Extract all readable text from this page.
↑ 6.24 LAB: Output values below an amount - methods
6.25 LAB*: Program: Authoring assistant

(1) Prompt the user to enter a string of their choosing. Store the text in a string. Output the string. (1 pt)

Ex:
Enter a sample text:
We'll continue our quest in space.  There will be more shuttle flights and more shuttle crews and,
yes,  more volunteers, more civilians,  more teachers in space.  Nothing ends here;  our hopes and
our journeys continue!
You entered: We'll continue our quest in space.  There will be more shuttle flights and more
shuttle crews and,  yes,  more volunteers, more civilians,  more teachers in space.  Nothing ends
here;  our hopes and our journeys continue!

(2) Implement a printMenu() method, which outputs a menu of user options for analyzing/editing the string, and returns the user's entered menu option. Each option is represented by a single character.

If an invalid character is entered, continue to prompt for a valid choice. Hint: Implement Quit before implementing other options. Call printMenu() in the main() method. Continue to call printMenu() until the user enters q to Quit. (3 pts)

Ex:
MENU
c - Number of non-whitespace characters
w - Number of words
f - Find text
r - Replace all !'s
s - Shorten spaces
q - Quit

# # # #

_WRITTEN REQUEST_
Go through the listing above and list every line that has the word "journeys".

_TASK RESULT_
our journeys continue!
here;  our hopes and our journeys continue!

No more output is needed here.